But now I think that Ford isn’t reductive enough, that his description still makes a computer sound more elaborate than it is.

The fundamental building block of a computer is the bit. And no matter how many bits that computer contains, each of those bits is just something that is either on or off.

In his book, “But How Do it Know?”, J. Clark Scott explains how the simple bit becomes significant in our world:

A computer bit is still, and will always be, nothing more than a place where there is or is not electricity, but when we, as a society of human beings, use a bit for a certain purpose, we give meaning to the bit.

When we connect a bit to a red light and hang it over an intersection, and make people study driver’s handbooks before giving them driver’s licenses, we have given meaning to that bit. Red means ‘stop,’ not because the bit is capable of doing anything to a vehicle traveling on the road, but because we as people agree that red means stop, and we, seeing that bit on, will stop our car in order to avoid being hit by a car traveling on the cross street, and we hope that everyone else will do the same so that we may be assured that no one will hit us when it is our turn to cross the intersection.

So there are many things that can be done with a bit. It can indicate true or false, go or stop. A single yes or no can be a major thing, as in the answer to “Will you marry me?” or an everyday matter such as “Would you like fries with that?”

Scott, J Clark (2009-07-04). But How Do It Know? - The Basic Principles of Computers for Everyone (Kindle Locations 524-527). John C Scott. Kindle Edition.

What is a story?

  • What makes a story “important”?
  • How does a reporter know what is true and worth pursuing?
  • How do award-winning journalists find their stories?

Text is our universal interface

Thinking of everything as plaintext will seem like a dumbing-down of computational methods. But only if you forget how all the code we write is in plaintext. And so is the vast majority of the data we will ever collect and attempt to understand.

Sticking with text is not a decision made out of nostalgia for a simpler time, but in recognition of the increasing complexity and speed of information.

As Graydon Hoare writes, in his essay Always Bet on Text

I like me some illustrations, photos, movies and music.

But text wins by a mile. Text is everything. My thoughts on this are quite absolute: text is the most powerful, useful, effective communication technology ever, period.

Text is the oldest and most stable communication technology (assuming we treat speech/signing as natural phenomenon – there are no human societies without it – whereas textual capability has to be transmitted, taught, acquired) and it’s incredibly durable. We can read texts from five thousand years ago, almost the moment they started being produced. It’s (literally) “rock solid” – you can readily inscribe it in granite that will likely outlast the human species.

...Text can convey ideas with a precisely controlled level of ambiguity and precision, implied context and elaborated content, unmatched by anything else. It is not a coincidence that all of literature and poetry, history and philosophy, mathematics, logic, programming and engineering rely on textual encodings for their ideas.

...So this is my stance on text: always pick text first. As my old boss might have said: always bet on text. If you can use text for something, use it. It will very seldom let you down.

The joy of text

In subsequent lessons, we’ll see how powerful text can be. Working with plaintext data has been the core of even the most complicated data investigations. And when we work with objects that can’t be represented as just plaintext, we still use text to describe those binary blobs.

### DATA EXTRACT:
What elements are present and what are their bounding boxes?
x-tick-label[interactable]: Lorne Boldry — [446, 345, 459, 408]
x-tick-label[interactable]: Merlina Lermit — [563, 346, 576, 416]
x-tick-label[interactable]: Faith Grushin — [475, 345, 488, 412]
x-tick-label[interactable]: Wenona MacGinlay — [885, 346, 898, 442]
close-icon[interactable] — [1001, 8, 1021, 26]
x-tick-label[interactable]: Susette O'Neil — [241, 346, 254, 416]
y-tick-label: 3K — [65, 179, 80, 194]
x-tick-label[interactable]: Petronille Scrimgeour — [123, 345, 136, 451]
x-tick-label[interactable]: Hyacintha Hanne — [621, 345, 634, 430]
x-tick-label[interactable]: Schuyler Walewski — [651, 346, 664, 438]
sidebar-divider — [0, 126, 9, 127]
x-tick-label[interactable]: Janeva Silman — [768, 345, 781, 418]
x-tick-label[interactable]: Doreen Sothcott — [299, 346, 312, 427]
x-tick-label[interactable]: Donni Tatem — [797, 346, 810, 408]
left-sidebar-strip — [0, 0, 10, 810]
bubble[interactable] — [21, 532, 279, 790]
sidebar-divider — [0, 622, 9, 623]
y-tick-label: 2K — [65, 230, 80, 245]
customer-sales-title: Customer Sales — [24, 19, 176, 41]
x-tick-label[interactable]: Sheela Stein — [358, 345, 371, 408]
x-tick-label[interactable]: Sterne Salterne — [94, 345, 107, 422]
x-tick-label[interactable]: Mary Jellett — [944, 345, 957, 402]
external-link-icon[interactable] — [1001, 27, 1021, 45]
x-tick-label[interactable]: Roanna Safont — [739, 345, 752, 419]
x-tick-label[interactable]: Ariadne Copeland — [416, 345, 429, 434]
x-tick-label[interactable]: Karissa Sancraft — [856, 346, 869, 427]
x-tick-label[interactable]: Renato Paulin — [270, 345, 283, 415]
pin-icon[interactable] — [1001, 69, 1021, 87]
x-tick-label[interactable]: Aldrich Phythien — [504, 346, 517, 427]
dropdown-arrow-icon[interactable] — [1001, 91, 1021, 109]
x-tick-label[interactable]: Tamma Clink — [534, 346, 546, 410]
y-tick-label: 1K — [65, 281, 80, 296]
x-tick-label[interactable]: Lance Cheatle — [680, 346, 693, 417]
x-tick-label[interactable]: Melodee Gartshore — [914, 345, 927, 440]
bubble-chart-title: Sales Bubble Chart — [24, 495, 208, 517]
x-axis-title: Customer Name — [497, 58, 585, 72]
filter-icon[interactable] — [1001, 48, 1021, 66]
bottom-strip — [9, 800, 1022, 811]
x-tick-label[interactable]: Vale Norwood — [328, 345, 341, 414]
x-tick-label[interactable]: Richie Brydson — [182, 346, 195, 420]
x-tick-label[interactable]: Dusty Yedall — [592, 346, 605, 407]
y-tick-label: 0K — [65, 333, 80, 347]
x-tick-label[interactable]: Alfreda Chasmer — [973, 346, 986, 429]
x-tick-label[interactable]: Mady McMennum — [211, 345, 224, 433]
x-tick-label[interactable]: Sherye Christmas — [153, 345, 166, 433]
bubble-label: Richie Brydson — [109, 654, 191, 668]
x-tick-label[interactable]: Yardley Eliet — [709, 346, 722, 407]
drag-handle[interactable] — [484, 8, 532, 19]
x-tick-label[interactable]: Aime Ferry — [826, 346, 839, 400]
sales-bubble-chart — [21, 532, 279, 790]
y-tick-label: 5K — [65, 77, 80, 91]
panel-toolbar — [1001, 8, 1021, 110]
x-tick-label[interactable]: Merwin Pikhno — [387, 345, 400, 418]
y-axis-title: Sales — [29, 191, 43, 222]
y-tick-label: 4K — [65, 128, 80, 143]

### WRITTEN INSTRUCTION 1:
What does the essay name as the fundamental building block of a computer?
### WRITTEN INSTRUCTION 2:
Write out the part of the essay that opens with the words containing "I like me some" and closes with "technology ever, period.", switching "illustrations" to "drawings".
Draw only on the essay itself.

### WORKED SOLUTION 1:
The bit.

### WORKED SOLUTION 2:
I like me some drawings, photos, movies and music.

But text wins by a mile. Text is everything. My thoughts on this are quite absolute: text is the most powerful, useful, effective communication technology ever, period.